## Collected data
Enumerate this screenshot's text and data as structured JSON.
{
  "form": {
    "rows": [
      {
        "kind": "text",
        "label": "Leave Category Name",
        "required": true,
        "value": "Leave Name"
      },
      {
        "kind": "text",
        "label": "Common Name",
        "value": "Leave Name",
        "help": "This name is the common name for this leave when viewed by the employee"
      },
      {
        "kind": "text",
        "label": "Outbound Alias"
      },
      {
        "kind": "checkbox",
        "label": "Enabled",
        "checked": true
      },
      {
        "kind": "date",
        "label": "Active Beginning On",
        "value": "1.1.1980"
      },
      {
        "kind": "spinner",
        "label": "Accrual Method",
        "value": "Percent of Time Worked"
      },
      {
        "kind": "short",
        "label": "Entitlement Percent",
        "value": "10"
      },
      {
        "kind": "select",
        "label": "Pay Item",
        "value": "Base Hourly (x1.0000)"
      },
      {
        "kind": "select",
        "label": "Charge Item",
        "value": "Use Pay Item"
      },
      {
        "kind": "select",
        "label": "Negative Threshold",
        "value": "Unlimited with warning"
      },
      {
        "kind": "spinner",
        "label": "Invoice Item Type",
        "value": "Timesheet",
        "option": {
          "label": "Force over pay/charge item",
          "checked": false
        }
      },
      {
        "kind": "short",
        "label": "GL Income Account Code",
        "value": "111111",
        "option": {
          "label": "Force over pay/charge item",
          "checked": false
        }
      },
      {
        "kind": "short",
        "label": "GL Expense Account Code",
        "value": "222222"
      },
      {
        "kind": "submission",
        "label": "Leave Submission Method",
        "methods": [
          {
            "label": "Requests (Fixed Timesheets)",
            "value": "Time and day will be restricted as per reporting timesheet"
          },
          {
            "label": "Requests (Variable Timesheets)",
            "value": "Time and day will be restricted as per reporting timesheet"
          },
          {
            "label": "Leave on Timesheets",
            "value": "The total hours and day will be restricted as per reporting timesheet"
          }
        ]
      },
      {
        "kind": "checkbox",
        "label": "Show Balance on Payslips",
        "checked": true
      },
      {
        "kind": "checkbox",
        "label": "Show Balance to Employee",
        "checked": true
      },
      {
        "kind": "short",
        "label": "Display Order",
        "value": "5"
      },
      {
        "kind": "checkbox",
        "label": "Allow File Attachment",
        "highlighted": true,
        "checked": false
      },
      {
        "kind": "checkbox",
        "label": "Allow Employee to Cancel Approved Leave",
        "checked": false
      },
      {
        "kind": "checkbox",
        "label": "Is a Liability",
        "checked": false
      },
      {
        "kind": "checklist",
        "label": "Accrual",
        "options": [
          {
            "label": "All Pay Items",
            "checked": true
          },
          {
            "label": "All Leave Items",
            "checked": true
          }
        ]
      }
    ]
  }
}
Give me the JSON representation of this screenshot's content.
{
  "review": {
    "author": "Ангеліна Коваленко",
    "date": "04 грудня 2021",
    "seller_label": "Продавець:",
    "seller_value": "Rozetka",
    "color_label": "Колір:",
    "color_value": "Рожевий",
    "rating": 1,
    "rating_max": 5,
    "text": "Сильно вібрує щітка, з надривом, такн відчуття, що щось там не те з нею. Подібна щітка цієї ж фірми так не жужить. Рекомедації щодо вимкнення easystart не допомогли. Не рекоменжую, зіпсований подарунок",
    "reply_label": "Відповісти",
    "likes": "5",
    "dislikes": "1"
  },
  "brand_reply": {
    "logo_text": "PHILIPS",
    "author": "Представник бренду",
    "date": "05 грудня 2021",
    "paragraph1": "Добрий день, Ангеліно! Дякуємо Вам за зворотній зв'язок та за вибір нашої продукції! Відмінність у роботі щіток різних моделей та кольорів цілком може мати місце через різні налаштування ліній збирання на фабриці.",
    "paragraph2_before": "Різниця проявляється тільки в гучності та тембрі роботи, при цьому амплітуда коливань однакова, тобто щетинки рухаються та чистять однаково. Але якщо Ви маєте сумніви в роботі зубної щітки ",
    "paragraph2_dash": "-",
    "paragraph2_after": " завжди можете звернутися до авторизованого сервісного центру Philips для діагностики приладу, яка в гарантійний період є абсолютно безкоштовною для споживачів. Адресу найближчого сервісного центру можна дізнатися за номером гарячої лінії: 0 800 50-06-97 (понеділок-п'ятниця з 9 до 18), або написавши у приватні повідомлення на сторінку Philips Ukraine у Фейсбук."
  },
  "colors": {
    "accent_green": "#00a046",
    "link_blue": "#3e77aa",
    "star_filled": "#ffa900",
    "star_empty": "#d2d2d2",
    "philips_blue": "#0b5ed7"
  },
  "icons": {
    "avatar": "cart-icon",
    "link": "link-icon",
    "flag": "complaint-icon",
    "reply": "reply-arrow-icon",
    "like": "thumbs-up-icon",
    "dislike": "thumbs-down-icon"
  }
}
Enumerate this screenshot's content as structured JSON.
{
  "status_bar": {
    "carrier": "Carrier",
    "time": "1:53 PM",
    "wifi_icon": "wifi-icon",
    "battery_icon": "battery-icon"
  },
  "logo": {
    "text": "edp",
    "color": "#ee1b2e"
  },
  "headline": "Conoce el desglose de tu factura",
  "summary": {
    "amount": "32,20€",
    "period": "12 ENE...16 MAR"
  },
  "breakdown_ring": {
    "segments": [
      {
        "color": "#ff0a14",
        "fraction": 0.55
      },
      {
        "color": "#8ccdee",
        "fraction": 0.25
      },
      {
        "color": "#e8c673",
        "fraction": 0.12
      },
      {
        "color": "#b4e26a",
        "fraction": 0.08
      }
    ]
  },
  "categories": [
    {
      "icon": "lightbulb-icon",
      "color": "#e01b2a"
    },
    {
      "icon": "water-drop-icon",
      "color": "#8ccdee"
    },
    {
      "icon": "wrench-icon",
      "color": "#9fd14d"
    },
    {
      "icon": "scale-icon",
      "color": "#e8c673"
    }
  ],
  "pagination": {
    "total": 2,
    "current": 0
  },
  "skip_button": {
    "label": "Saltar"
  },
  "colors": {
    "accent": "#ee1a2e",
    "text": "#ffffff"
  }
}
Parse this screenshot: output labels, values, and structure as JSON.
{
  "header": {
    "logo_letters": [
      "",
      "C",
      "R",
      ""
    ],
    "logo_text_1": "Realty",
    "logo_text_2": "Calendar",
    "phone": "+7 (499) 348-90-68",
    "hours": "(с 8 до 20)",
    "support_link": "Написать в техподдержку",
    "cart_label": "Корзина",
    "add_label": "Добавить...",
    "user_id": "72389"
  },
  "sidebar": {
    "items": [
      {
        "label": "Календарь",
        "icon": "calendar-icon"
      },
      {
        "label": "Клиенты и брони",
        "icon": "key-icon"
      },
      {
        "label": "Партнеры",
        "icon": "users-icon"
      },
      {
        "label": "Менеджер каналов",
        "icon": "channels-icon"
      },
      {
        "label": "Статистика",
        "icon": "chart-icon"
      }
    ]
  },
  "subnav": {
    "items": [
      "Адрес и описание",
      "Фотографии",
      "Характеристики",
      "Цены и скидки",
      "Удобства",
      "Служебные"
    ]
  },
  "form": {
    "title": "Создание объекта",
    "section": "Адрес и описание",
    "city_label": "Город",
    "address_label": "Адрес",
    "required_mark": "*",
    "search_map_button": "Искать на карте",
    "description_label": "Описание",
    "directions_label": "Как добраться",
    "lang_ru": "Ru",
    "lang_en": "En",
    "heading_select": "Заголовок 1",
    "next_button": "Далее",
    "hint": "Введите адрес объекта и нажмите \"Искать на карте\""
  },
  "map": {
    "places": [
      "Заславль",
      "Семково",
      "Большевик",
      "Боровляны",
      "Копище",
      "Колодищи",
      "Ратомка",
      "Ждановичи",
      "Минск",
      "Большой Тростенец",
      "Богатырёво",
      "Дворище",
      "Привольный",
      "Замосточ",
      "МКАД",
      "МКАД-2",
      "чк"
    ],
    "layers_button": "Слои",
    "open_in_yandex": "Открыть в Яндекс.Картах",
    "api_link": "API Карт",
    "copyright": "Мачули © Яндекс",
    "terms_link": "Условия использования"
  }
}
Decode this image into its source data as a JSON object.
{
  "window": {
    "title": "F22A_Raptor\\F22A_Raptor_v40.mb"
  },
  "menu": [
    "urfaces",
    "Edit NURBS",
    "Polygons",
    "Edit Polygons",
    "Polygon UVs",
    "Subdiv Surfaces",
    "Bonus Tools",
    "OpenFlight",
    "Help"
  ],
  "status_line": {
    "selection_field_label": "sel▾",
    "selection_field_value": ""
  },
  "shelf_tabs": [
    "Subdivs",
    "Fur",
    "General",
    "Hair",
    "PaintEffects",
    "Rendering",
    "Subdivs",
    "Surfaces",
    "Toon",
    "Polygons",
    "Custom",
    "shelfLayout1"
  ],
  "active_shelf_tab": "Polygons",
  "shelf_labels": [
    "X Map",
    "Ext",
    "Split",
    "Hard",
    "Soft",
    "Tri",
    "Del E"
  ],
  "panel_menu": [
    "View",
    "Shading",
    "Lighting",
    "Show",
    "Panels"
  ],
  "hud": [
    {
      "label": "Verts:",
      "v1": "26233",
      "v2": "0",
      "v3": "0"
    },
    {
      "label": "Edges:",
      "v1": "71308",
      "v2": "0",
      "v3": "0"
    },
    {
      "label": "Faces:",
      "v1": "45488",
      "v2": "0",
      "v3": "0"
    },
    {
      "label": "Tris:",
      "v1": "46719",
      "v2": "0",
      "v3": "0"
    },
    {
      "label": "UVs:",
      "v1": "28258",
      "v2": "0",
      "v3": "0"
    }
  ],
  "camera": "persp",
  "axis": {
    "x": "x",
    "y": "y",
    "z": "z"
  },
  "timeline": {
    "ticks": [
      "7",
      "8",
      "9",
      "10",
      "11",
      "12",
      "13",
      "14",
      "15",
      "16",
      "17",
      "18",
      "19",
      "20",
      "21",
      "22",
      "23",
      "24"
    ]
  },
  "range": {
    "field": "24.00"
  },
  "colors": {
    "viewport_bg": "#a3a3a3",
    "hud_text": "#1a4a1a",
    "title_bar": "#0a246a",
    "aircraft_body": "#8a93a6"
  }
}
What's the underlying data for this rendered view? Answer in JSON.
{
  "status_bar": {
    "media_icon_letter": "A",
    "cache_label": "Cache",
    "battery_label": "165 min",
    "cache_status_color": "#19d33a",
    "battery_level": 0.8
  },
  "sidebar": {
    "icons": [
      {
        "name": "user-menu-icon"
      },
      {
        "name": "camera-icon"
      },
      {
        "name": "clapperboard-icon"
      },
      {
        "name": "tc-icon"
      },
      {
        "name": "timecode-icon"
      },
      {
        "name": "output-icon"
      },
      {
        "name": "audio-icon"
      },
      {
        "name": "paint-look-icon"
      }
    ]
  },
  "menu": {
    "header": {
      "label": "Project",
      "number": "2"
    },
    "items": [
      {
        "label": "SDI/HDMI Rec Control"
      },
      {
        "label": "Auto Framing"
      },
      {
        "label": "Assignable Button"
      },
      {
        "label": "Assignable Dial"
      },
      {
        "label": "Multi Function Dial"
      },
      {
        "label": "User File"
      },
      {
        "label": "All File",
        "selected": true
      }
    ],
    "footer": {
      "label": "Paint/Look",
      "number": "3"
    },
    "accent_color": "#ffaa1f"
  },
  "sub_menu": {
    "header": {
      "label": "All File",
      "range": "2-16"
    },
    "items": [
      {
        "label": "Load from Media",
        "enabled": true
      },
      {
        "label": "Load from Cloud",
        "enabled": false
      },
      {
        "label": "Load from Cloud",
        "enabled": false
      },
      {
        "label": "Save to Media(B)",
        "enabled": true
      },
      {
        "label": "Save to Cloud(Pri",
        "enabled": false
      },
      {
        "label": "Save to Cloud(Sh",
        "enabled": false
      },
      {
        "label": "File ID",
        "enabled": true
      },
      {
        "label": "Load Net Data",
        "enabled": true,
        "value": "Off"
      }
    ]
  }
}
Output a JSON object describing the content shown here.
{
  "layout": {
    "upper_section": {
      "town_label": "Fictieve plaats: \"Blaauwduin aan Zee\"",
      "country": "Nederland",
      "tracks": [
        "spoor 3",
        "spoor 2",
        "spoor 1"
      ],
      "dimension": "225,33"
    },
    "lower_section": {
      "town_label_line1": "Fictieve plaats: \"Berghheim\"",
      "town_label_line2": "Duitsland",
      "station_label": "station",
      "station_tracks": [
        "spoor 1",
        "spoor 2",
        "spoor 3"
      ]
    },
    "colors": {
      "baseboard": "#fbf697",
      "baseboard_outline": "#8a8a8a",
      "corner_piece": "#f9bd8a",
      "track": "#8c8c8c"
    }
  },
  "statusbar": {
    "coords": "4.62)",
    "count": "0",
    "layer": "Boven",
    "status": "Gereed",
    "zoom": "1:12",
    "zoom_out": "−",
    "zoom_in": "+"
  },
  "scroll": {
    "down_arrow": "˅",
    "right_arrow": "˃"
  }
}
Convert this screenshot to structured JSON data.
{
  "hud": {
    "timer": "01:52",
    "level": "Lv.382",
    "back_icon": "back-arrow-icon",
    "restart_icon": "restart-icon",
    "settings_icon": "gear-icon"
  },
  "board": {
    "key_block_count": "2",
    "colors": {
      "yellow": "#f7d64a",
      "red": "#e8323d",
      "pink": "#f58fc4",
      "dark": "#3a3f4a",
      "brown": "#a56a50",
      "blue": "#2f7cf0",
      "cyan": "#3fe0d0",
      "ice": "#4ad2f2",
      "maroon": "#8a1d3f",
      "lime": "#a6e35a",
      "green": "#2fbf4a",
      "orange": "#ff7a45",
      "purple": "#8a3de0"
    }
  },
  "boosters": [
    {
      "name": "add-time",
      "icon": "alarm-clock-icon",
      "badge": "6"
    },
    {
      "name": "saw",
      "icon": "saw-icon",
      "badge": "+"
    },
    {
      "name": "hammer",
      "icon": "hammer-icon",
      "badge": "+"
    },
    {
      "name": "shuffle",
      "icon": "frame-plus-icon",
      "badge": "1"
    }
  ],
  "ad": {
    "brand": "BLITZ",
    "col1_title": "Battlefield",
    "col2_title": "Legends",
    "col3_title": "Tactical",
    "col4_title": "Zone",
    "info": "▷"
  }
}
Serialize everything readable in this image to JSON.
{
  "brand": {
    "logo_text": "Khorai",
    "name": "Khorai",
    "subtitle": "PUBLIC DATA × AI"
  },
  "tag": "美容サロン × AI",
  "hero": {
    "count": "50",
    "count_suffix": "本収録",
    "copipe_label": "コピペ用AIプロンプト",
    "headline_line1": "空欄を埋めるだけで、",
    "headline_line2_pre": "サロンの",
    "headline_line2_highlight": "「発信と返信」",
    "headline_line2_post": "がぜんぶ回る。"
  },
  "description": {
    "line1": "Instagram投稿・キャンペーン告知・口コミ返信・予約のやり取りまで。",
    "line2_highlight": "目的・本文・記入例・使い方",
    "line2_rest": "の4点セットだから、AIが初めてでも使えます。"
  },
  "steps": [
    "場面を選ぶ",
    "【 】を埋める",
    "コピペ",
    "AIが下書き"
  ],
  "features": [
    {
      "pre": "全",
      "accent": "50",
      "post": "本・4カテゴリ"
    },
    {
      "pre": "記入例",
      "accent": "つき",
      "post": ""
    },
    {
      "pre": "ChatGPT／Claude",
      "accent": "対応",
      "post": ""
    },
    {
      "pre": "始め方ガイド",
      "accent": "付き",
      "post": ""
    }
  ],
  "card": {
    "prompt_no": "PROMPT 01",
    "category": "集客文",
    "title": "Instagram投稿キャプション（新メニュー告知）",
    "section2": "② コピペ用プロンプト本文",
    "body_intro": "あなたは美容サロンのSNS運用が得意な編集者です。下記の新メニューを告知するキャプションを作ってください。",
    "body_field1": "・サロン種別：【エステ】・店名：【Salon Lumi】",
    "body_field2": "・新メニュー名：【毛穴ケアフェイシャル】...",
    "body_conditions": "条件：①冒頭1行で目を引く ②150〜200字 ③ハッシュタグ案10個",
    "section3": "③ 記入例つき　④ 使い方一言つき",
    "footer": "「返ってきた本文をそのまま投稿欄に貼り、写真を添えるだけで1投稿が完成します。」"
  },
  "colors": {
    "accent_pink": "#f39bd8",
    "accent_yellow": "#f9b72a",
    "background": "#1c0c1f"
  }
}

## GIVEN INSTRUCTION
Count each line of the entries that holds the word "Fictieve", then state the total and nothing more.

## SOLUTION TO THIS PROBLEM
2